## Your objective
Please output only the lines that run from the line containing "Output the text content of this document." through the end of the material below, exactly.

## Material provided
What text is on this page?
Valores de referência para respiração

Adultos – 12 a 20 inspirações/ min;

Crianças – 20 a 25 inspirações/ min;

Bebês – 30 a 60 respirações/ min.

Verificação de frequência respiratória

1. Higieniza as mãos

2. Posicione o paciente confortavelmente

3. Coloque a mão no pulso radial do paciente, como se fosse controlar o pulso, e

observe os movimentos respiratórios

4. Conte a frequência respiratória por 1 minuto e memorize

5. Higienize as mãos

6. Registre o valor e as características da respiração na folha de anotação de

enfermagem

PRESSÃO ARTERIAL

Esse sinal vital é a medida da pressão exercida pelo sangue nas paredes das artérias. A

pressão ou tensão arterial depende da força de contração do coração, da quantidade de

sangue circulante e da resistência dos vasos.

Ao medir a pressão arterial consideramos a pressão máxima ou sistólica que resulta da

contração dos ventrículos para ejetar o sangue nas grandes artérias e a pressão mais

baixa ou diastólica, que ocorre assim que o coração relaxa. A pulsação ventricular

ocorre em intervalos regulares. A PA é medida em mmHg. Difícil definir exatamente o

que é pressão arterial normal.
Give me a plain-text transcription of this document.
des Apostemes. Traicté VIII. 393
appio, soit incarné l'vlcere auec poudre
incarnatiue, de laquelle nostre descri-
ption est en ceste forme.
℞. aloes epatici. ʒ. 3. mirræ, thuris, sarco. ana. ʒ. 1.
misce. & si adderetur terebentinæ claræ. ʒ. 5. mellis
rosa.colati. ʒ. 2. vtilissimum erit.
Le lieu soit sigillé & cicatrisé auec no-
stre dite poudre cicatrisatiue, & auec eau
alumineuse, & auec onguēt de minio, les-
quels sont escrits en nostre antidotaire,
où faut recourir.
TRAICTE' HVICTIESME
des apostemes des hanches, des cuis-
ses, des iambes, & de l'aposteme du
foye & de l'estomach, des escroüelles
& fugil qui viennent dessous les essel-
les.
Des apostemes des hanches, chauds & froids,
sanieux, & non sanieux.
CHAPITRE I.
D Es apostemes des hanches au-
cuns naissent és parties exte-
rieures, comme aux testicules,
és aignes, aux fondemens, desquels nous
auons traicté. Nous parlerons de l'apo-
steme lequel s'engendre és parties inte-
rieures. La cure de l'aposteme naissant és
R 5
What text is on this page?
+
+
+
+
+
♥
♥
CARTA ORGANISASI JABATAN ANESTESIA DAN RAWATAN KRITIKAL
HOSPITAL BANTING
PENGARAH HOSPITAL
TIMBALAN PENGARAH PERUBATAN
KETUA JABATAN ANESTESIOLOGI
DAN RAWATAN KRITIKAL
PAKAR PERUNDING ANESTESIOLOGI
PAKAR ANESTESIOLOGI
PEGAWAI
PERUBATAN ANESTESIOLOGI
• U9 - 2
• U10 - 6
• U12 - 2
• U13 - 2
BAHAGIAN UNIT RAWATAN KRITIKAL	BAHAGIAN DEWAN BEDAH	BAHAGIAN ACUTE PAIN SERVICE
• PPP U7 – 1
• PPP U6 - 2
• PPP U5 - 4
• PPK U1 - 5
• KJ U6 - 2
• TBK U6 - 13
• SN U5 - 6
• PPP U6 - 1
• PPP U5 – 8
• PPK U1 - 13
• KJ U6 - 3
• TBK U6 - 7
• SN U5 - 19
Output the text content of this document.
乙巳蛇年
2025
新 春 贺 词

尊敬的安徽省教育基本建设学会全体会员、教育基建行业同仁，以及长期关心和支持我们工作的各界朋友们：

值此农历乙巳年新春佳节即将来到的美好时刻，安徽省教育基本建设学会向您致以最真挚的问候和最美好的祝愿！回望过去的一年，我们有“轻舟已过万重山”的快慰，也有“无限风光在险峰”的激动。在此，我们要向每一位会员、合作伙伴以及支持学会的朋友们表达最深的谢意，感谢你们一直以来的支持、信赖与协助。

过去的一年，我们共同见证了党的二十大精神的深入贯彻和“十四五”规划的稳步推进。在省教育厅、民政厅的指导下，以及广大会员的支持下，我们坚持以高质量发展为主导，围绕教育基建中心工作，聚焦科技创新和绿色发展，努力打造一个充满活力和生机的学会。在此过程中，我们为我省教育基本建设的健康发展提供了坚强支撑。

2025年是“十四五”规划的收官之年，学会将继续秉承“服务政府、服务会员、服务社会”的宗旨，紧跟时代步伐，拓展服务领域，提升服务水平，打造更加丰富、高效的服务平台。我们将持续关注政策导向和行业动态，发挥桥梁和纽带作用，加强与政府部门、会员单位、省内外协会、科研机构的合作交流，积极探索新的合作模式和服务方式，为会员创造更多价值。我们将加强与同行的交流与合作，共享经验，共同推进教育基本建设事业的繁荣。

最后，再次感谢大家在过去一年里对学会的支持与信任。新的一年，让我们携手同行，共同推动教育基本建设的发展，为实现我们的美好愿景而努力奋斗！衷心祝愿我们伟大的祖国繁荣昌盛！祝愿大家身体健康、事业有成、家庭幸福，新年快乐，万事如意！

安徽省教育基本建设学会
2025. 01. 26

## Solution for this problem
Output the text content of this document.
乙巳蛇年
2025
新 春 贺 词

尊敬的安徽省教育基本建设学会全体会员、教育基建行业同仁，以及长期关心和支持我们工作的各界朋友们：

值此农历乙巳年新春佳节即将来到的美好时刻，安徽省教育基本建设学会向您致以最真挚的问候和最美好的祝愿！回望过去的一年，我们有“轻舟已过万重山”的快慰，也有“无限风光在险峰”的激动。在此，我们要向每一位会员、合作伙伴以及支持学会的朋友们表达最深的谢意，感谢你们一直以来的支持、信赖与协助。

过去的一年，我们共同见证了党的二十大精神的深入贯彻和“十四五”规划的稳步推进。在省教育厅、民政厅的指导下，以及广大会员的支持下，我们坚持以高质量发展为主导，围绕教育基建中心工作，聚焦科技创新和绿色发展，努力打造一个充满活力和生机的学会。在此过程中，我们为我省教育基本建设的健康发展提供了坚强支撑。

2025年是“十四五”规划的收官之年，学会将继续秉承“服务政府、服务会员、服务社会”的宗旨，紧跟时代步伐，拓展服务领域，提升服务水平，打造更加丰富、高效的服务平台。我们将持续关注政策导向和行业动态，发挥桥梁和纽带作用，加强与政府部门、会员单位、省内外协会、科研机构的合作交流，积极探索新的合作模式和服务方式，为会员创造更多价值。我们将加强与同行的交流与合作，共享经验，共同推进教育基本建设事业的繁荣。

最后，再次感谢大家在过去一年里对学会的支持与信任。新的一年，让我们携手同行，共同推动教育基本建设的发展，为实现我们的美好愿景而努力奋斗！衷心祝愿我们伟大的祖国繁荣昌盛！祝愿大家身体健康、事业有成、家庭幸福，新年快乐，万事如意！

安徽省教育基本建设学会
2025. 01. 26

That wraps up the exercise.